(Prompt):
Summarize the forum answer below on combining overlapping ranges in R in two sentences.

(Text passage):

____

Any idea to deal with that?
*Updated for @David Arenburg
(expanding on the comment) You could use the "IRanges" package:
library(IRanges)
#build an appropriate object
dat = RangedData(space = dfin$chr,
IRanges(dfin$start, dfin$end),
sample = dfin$sample,
type = dfin$type)
dat
#concatenate overlaps with an extra step of saving the concatenation mappings
ans = RangedData(reduce(ranges(dat), with.revmap = TRUE))
ans
Could not figure out how to avoid reduce
losing columns of "RangedData" object, but having the mappings saved we could do something like (there might be a more appropriate -according to "IRanges"- way to extract mappings, but I was not able to find it):
tmp = elementMetadata(ranges(ans)@unlistData)$revmap@partitioning
maps = rep(seq_along(start(tmp)), width(tmp))
maps
#[1] 1 1 2 3 3 4
Having the mappings of interval concatenation, we could aggregate "sample" and "type" to get the final form. E.g.:
tapply(dfin$sample, maps, function(X) paste(unique(X), collapse = "-"))
# 1 2 3 4
#"NE1-NE2" "NE1" "NE1-NE2" "NE1"

____

(Source material):
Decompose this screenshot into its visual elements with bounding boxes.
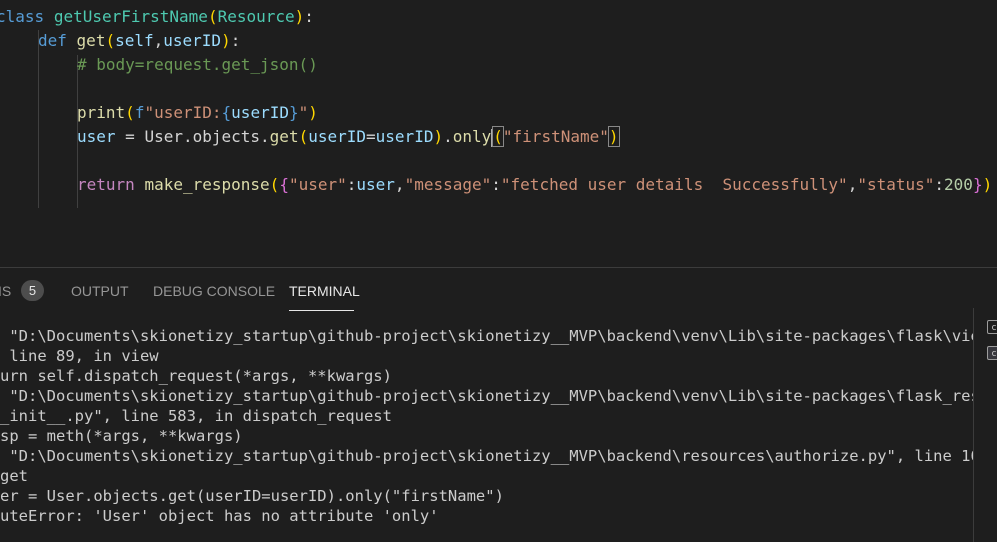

____

(Solution to this task):
The answer proposes using the IRanges package to build a RangedData object and then concatenate overlapping intervals with reduce, saving the concatenation mappings with with.revmap = TRUE. Because reduce loses the columns of the RangedData object, the saved mappings are extracted and used to aggregate "sample" and "type" into the final form, for example with tapply.